(WORK REQUIRED)
Copy the lines below as they are; omit the images they contain.

(RECORDS PROVIDED)
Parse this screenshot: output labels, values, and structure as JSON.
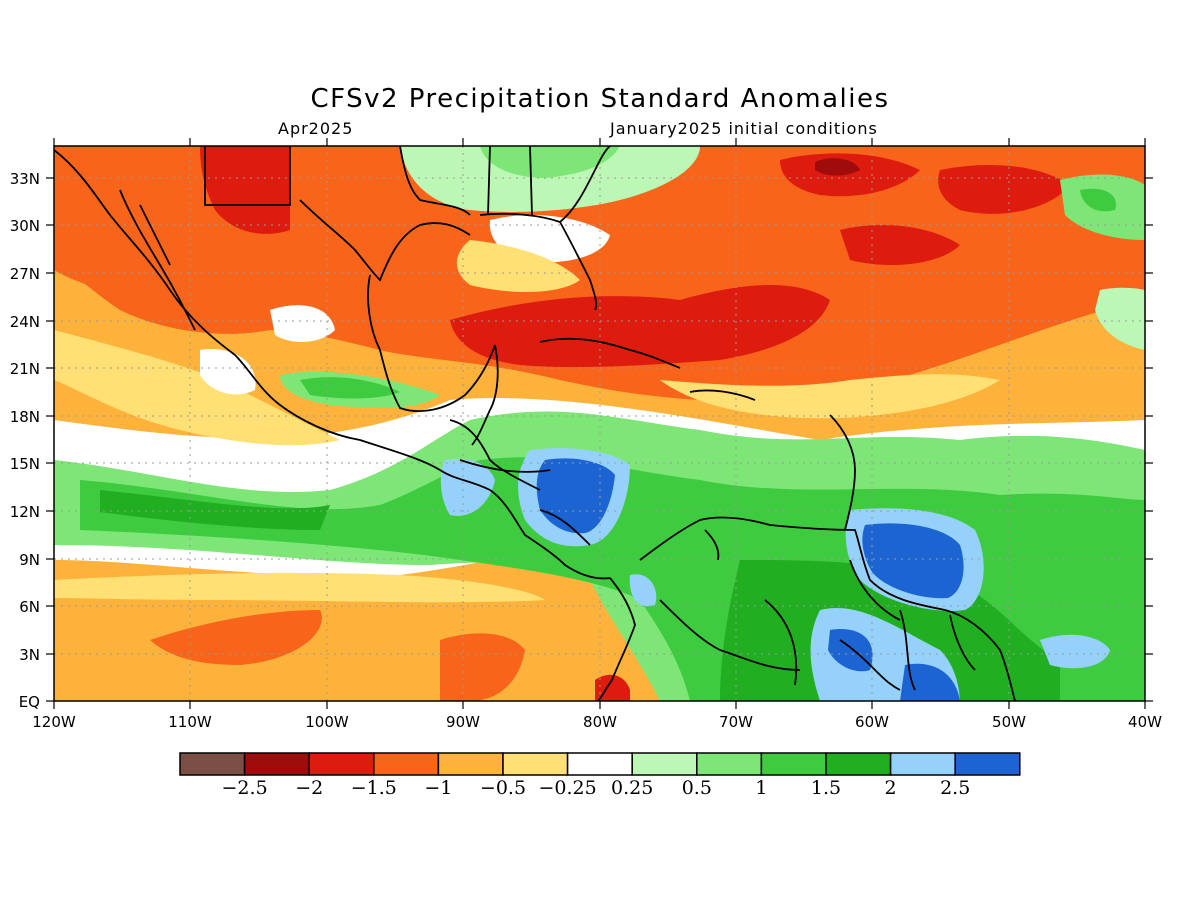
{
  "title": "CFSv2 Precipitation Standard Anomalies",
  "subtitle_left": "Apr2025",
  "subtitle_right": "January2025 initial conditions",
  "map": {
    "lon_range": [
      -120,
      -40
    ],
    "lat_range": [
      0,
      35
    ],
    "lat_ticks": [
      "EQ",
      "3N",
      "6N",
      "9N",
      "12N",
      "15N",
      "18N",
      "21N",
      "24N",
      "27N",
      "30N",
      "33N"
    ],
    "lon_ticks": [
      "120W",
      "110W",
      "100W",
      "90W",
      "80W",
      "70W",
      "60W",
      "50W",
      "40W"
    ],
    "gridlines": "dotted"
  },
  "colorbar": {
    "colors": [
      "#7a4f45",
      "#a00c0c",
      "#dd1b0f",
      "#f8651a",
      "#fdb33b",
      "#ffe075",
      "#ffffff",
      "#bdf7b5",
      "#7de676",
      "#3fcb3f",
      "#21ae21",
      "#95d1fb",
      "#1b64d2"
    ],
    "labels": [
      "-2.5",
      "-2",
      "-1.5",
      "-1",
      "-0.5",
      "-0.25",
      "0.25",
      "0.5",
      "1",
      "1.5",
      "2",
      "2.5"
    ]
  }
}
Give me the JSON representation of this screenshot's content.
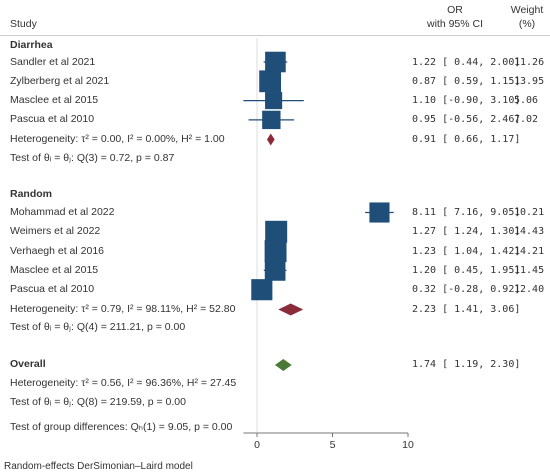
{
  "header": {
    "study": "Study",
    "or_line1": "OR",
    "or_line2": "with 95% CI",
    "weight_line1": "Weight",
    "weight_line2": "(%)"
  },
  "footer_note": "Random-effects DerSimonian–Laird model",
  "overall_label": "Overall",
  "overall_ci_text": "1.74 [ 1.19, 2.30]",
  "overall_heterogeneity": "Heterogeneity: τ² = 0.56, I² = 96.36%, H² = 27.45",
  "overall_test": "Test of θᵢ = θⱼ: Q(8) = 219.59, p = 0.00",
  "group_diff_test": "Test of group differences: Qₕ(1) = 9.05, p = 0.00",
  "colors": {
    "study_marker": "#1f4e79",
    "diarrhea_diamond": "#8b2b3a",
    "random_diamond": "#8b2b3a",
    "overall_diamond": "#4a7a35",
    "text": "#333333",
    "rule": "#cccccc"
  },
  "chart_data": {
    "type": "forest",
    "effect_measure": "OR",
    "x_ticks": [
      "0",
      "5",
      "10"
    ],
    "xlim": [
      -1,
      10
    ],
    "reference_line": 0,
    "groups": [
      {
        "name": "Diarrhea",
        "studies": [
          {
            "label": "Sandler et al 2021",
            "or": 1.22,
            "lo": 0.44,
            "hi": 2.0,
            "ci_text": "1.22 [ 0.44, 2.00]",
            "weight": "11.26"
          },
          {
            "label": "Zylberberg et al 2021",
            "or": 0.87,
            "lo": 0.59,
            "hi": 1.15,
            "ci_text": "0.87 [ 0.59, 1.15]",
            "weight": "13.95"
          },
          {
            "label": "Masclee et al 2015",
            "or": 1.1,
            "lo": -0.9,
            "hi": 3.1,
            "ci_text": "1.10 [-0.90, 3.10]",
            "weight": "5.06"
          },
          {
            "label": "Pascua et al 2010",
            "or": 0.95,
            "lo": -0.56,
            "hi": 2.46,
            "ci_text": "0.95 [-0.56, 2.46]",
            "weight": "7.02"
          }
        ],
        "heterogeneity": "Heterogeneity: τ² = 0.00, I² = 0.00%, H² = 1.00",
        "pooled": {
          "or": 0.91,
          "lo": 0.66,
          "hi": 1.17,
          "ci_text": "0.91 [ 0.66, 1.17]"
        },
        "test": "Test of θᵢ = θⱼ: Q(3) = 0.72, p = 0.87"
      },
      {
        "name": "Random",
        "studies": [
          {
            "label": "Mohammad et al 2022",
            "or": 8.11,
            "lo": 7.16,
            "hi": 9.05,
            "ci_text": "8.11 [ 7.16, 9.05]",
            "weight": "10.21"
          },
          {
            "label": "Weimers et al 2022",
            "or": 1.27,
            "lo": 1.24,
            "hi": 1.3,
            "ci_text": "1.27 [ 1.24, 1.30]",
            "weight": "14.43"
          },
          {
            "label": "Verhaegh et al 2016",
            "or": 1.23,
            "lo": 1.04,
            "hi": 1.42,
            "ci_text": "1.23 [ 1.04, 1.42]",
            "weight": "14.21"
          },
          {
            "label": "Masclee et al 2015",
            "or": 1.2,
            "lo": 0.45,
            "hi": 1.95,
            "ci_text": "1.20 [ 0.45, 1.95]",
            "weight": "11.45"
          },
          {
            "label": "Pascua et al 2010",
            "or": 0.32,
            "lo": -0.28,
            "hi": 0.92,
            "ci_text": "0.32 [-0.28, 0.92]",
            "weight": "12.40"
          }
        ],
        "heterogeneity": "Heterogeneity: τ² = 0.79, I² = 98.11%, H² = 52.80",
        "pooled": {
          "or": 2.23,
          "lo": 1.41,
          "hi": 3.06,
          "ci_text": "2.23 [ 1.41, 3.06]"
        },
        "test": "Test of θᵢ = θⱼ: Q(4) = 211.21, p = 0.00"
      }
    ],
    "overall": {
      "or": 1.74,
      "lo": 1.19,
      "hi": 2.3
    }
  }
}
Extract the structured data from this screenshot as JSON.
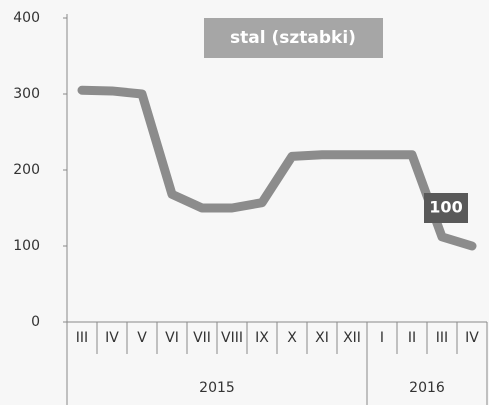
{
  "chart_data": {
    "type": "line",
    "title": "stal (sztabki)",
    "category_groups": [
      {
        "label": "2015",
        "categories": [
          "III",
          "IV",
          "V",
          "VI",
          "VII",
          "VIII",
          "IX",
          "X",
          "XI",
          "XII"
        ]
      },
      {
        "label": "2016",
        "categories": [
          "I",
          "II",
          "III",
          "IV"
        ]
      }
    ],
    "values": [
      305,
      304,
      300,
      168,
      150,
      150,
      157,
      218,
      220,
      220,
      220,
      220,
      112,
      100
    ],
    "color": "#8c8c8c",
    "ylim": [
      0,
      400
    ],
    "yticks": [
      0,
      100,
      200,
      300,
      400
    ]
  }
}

(OUTPUT FOR THIS TASK)
Parse this screenshot: output labels, values, and structure as JSON.
{
  "title": "CFSv2 Precipitation Standard Anomalies",
  "subtitle_left": "Apr2025",
  "subtitle_right": "January2025 initial conditions",
  "map": {
    "lon_range": [
      -120,
      -40
    ],
    "lat_range": [
      0,
      35
    ],
    "lat_ticks": [
      "EQ",
      "3N",
      "6N",
      "9N",
      "12N",
      "15N",
      "18N",
      "21N",
      "24N",
      "27N",
      "30N",
      "33N"
    ],
    "lon_ticks": [
      "120W",
      "110W",
      "100W",
      "90W",
      "80W",
      "70W",
      "60W",
      "50W",
      "40W"
    ],
    "gridlines": "dotted"
  },
  "colorbar": {
    "colors": [
      "#7a4f45",
      "#a00c0c",
      "#dd1b0f",
      "#f8651a",
      "#fdb33b",
      "#ffe075",
      "#ffffff",
      "#bdf7b5",
      "#7de676",
      "#3fcb3f",
      "#21ae21",
      "#95d1fb",
      "#1b64d2"
    ],
    "labels": [
      "-2.5",
      "-2",
      "-1.5",
      "-1",
      "-0.5",
      "-0.25",
      "0.25",
      "0.5",
      "1",
      "1.5",
      "2",
      "2.5"
    ]
  }
}
Give me the JSON representation of this screenshot's content.
{
  "header": {
    "study": "Study",
    "or_line1": "OR",
    "or_line2": "with 95% CI",
    "weight_line1": "Weight",
    "weight_line2": "(%)"
  },
  "footer_note": "Random-effects DerSimonian–Laird model",
  "overall_label": "Overall",
  "overall_ci_text": "1.74 [ 1.19, 2.30]",
  "overall_heterogeneity": "Heterogeneity: τ² = 0.56, I² = 96.36%, H² = 27.45",
  "overall_test": "Test of θᵢ = θⱼ: Q(8) = 219.59, p = 0.00",
  "group_diff_test": "Test of group differences: Qₕ(1) = 9.05, p = 0.00",
  "colors": {
    "study_marker": "#1f4e79",
    "diarrhea_diamond": "#8b2b3a",
    "random_diamond": "#8b2b3a",
    "overall_diamond": "#4a7a35",
    "text": "#333333",
    "rule": "#cccccc"
  },
  "chart_data": {
    "type": "forest",
    "effect_measure": "OR",
    "x_ticks": [
      "0",
      "5",
      "10"
    ],
    "xlim": [
      -1,
      10
    ],
    "reference_line": 0,
    "groups": [
      {
        "name": "Diarrhea",
        "studies": [
          {
            "label": "Sandler et al 2021",
            "or": 1.22,
            "lo": 0.44,
            "hi": 2.0,
            "ci_text": "1.22 [ 0.44, 2.00]",
            "weight": "11.26"
          },
          {
            "label": "Zylberberg et al 2021",
            "or": 0.87,
            "lo": 0.59,
            "hi": 1.15,
            "ci_text": "0.87 [ 0.59, 1.15]",
            "weight": "13.95"
          },
          {
            "label": "Masclee et al 2015",
            "or": 1.1,
            "lo": -0.9,
            "hi": 3.1,
            "ci_text": "1.10 [-0.90, 3.10]",
            "weight": "5.06"
          },
          {
            "label": "Pascua et al 2010",
            "or": 0.95,
            "lo": -0.56,
            "hi": 2.46,
            "ci_text": "0.95 [-0.56, 2.46]",
            "weight": "7.02"
          }
        ],
        "heterogeneity": "Heterogeneity: τ² = 0.00, I² = 0.00%, H² = 1.00",
        "pooled": {
          "or": 0.91,
          "lo": 0.66,
          "hi": 1.17,
          "ci_text": "0.91 [ 0.66, 1.17]"
        },
        "test": "Test of θᵢ = θⱼ: Q(3) = 0.72, p = 0.87"
      },
      {
        "name": "Random",
        "studies": [
          {
            "label": "Mohammad et al 2022",
            "or": 8.11,
            "lo": 7.16,
            "hi": 9.05,
            "ci_text": "8.11 [ 7.16, 9.05]",
            "weight": "10.21"
          },
          {
            "label": "Weimers et al 2022",
            "or": 1.27,
            "lo": 1.24,
            "hi": 1.3,
            "ci_text": "1.27 [ 1.24, 1.30]",
            "weight": "14.43"
          },
          {
            "label": "Verhaegh et al 2016",
            "or": 1.23,
            "lo": 1.04,
            "hi": 1.42,
            "ci_text": "1.23 [ 1.04, 1.42]",
            "weight": "14.21"
          },
          {
            "label": "Masclee et al 2015",
            "or": 1.2,
            "lo": 0.45,
            "hi": 1.95,
            "ci_text": "1.20 [ 0.45, 1.95]",
            "weight": "11.45"
          },
          {
            "label": "Pascua et al 2010",
            "or": 0.32,
            "lo": -0.28,
            "hi": 0.92,
            "ci_text": "0.32 [-0.28, 0.92]",
            "weight": "12.40"
          }
        ],
        "heterogeneity": "Heterogeneity: τ² = 0.79, I² = 98.11%, H² = 52.80",
        "pooled": {
          "or": 2.23,
          "lo": 1.41,
          "hi": 3.06,
          "ci_text": "2.23 [ 1.41, 3.06]"
        },
        "test": "Test of θᵢ = θⱼ: Q(4) = 211.21, p = 0.00"
      }
    ],
    "overall": {
      "or": 1.74,
      "lo": 1.19,
      "hi": 2.3
    }
  }
}
Extract the structured data from this screenshot as JSON.
{
  "chart_data": {
    "type": "line",
    "title": "stal (sztabki)",
    "category_groups": [
      {
        "label": "2015",
        "categories": [
          "III",
          "IV",
          "V",
          "VI",
          "VII",
          "VIII",
          "IX",
          "X",
          "XI",
          "XII"
        ]
      },
      {
        "label": "2016",
        "categories": [
          "I",
          "II",
          "III",
          "IV"
        ]
      }
    ],
    "values": [
      305,
      304,
      300,
      168,
      150,
      150,
      157,
      218,
      220,
      220,
      220,
      220,
      112,
      100
    ],
    "color": "#8c8c8c",
    "ylim": [
      0,
      400
    ],
    "yticks": [
      0,
      100,
      200,
      300,
      400
    ]
  }
}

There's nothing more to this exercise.